- Data extract:
============
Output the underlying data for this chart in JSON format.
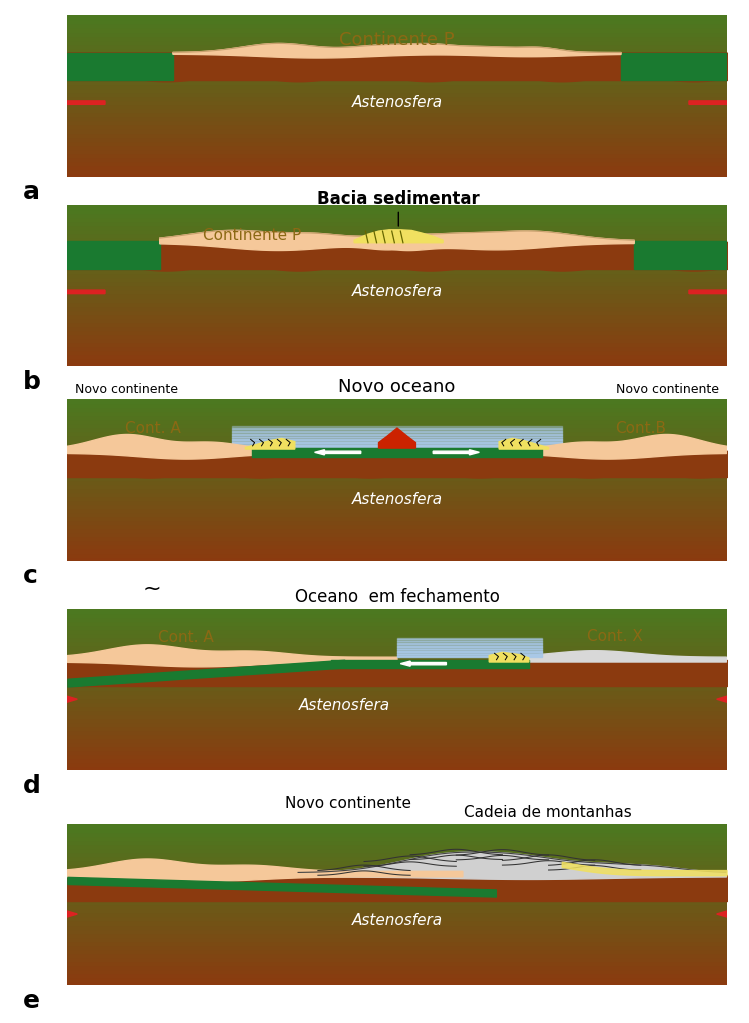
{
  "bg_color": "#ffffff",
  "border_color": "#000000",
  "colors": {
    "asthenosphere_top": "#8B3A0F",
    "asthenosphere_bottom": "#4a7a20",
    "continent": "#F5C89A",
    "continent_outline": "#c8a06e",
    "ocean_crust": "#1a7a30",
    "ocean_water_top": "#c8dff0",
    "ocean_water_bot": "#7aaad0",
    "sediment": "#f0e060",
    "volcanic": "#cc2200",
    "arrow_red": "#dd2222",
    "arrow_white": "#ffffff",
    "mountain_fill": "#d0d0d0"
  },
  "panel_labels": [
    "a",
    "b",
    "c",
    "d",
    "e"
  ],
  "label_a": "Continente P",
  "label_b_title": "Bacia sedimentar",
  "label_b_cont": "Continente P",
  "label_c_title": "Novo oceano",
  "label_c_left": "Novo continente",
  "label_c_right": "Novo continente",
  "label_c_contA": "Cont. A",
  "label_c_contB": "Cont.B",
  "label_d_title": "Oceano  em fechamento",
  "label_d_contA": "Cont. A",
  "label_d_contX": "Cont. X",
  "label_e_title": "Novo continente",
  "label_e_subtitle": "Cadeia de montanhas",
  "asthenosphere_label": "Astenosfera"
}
============
Find each line with the string "Novo" and copy it out.

  "label_c_title": "Novo oceano",
  "label_c_left": "Novo continente",
  "label_c_right": "Novo continente",
  "label_e_title": "Novo continente",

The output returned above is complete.